[START]

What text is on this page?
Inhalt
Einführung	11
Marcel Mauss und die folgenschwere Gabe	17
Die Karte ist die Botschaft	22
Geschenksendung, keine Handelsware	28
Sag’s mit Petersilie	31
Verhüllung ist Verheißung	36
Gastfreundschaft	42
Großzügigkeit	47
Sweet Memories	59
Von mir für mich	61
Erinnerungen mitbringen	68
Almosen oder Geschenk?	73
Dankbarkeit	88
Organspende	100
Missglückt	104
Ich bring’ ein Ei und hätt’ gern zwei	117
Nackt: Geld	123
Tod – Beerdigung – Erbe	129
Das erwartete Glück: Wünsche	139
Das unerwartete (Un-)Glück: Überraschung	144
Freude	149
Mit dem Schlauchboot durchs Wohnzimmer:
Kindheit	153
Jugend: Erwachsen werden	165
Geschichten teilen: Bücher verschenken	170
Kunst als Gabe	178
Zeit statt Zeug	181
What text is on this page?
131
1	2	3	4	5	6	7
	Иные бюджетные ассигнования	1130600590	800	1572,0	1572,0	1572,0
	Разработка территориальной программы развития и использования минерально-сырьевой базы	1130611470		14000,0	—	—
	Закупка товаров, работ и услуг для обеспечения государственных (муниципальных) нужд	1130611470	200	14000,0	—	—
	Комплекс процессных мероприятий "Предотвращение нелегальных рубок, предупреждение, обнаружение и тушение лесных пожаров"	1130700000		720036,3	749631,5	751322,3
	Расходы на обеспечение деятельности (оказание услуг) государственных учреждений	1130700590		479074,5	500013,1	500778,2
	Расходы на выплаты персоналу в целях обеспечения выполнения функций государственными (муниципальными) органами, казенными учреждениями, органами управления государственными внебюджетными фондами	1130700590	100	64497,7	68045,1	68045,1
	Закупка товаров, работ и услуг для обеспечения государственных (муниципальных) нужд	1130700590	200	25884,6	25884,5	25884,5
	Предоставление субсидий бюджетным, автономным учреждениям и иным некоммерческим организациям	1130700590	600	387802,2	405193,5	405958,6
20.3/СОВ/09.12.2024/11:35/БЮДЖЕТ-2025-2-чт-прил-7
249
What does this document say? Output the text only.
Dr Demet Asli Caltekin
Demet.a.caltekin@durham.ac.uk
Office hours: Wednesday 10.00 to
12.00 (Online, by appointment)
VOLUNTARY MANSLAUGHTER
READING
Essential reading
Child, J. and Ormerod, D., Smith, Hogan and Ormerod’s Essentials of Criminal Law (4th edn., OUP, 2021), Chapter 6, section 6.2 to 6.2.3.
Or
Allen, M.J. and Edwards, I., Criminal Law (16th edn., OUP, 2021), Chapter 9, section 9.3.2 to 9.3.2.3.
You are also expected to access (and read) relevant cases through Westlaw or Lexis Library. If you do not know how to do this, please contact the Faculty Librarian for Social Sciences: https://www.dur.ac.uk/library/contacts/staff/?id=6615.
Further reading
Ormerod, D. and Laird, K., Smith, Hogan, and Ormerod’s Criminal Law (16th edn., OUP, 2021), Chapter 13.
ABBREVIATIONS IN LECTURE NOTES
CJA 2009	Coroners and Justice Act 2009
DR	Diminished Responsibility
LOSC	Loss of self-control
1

[END]

Problem requirements:
Starting at the line that contains "What does this", retype each line through the end of the listing above and nothing else.

Correct response:
What does this document say? Output the text only.
Dr Demet Asli Caltekin
Demet.a.caltekin@durham.ac.uk
Office hours: Wednesday 10.00 to
12.00 (Online, by appointment)
VOLUNTARY MANSLAUGHTER
READING
Essential reading
Child, J. and Ormerod, D., Smith, Hogan and Ormerod’s Essentials of Criminal Law (4th edn., OUP, 2021), Chapter 6, section 6.2 to 6.2.3.
Or
Allen, M.J. and Edwards, I., Criminal Law (16th edn., OUP, 2021), Chapter 9, section 9.3.2 to 9.3.2.3.
You are also expected to access (and read) relevant cases through Westlaw or Lexis Library. If you do not know how to do this, please contact the Faculty Librarian for Social Sciences: https://www.dur.ac.uk/library/contacts/staff/?id=6615.
Further reading
Ormerod, D. and Laird, K., Smith, Hogan, and Ormerod’s Criminal Law (16th edn., OUP, 2021), Chapter 13.
ABBREVIATIONS IN LECTURE NOTES
CJA 2009	Coroners and Justice Act 2009
DR	Diminished Responsibility
LOSC	Loss of self-control
1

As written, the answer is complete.